> _What is expected_: Give the number of lines in the data that hold the string "folder". Nothing else is needed.

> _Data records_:
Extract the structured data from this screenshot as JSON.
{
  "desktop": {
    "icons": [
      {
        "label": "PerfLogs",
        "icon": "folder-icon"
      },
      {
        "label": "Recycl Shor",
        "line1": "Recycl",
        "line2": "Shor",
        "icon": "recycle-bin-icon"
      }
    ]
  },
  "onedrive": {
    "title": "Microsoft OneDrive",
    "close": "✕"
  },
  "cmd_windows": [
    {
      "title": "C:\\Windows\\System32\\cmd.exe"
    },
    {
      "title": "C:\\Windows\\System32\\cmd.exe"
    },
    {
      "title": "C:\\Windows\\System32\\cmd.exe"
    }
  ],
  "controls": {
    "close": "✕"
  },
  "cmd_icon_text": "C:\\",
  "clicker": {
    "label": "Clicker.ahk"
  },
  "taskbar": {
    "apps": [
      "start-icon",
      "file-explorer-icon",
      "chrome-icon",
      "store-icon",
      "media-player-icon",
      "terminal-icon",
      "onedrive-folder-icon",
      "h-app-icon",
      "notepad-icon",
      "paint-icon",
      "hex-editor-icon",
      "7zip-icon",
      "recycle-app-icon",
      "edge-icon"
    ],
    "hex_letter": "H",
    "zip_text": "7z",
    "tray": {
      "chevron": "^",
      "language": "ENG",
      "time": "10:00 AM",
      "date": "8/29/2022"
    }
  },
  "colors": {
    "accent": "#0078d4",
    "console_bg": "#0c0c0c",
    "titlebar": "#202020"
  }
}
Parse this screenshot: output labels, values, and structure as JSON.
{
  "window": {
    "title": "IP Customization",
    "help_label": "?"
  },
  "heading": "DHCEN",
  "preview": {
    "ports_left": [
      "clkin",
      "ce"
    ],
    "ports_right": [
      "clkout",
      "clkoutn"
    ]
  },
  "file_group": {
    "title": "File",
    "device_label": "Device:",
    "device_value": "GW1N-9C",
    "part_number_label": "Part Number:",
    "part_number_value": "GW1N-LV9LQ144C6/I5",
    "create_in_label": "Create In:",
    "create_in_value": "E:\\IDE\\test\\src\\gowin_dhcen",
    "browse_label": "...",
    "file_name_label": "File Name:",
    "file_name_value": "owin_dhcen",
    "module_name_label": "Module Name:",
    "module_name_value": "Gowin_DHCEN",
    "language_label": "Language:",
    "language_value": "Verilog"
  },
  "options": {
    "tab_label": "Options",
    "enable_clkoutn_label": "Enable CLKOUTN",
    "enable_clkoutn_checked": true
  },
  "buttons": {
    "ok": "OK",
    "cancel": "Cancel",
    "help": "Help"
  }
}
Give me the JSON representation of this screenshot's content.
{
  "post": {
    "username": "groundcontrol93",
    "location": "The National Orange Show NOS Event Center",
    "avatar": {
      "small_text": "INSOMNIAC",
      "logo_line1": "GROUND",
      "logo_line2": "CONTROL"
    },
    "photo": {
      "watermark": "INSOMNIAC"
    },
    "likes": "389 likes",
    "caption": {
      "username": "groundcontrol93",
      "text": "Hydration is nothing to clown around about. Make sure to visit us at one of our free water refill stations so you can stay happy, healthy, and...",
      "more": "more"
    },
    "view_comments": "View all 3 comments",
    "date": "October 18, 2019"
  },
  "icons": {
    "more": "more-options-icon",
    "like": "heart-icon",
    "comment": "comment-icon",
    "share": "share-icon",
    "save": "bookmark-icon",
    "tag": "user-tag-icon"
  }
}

--

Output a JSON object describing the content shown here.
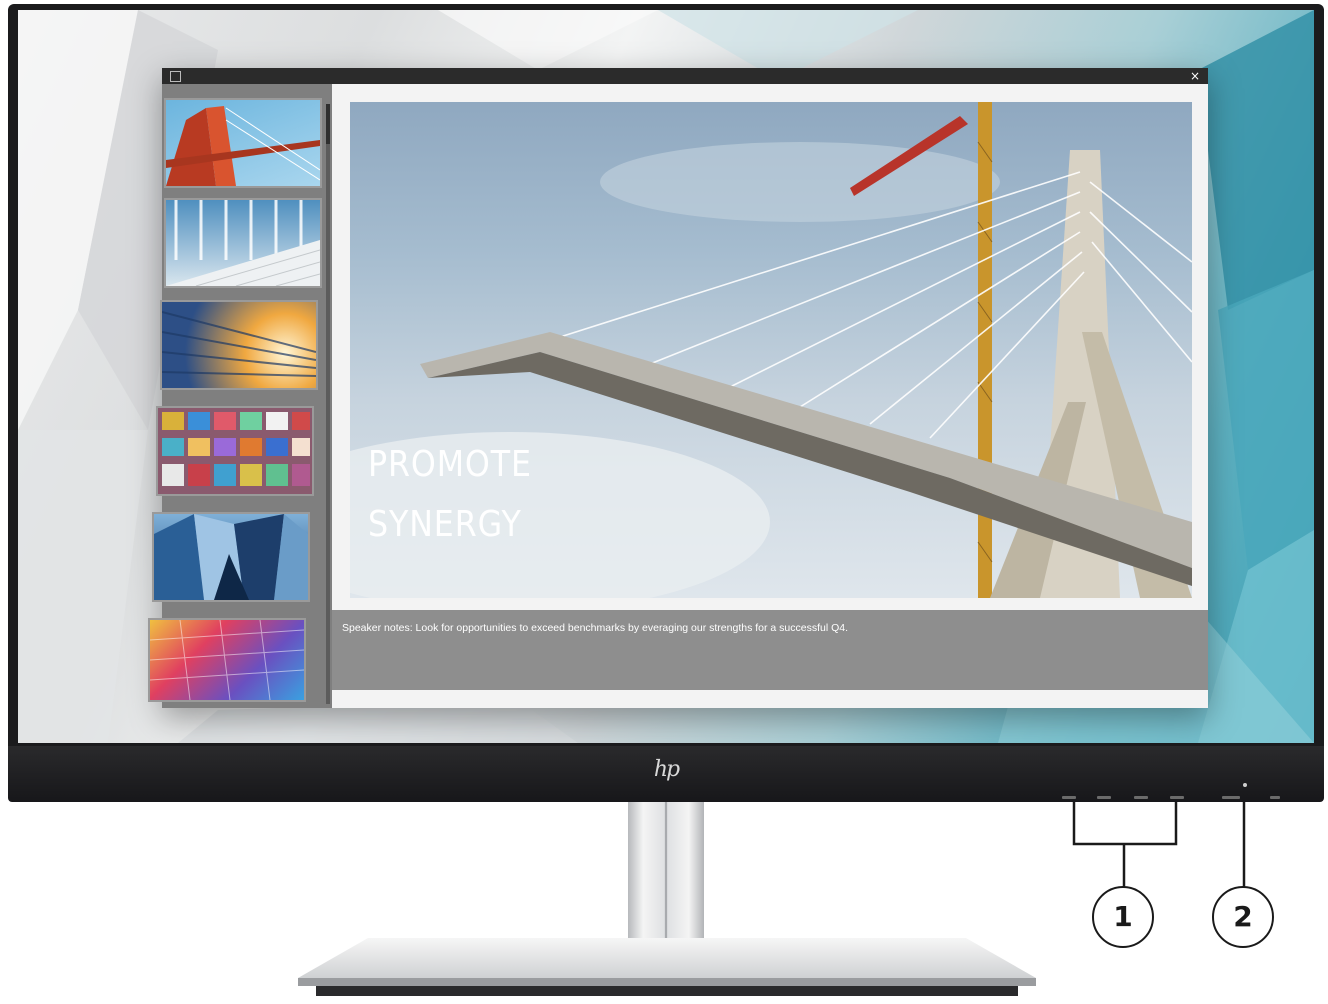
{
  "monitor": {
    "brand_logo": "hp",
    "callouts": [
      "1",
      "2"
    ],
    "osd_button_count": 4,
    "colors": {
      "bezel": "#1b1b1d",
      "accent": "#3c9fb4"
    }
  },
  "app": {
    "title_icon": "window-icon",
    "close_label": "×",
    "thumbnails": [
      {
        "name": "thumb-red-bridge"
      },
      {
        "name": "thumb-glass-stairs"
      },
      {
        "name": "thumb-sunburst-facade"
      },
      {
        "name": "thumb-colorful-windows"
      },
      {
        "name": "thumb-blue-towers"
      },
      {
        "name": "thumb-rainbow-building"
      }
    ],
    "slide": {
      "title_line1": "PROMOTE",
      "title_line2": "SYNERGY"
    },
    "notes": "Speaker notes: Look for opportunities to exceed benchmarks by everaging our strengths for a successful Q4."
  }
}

> _Solution to the problem_: 2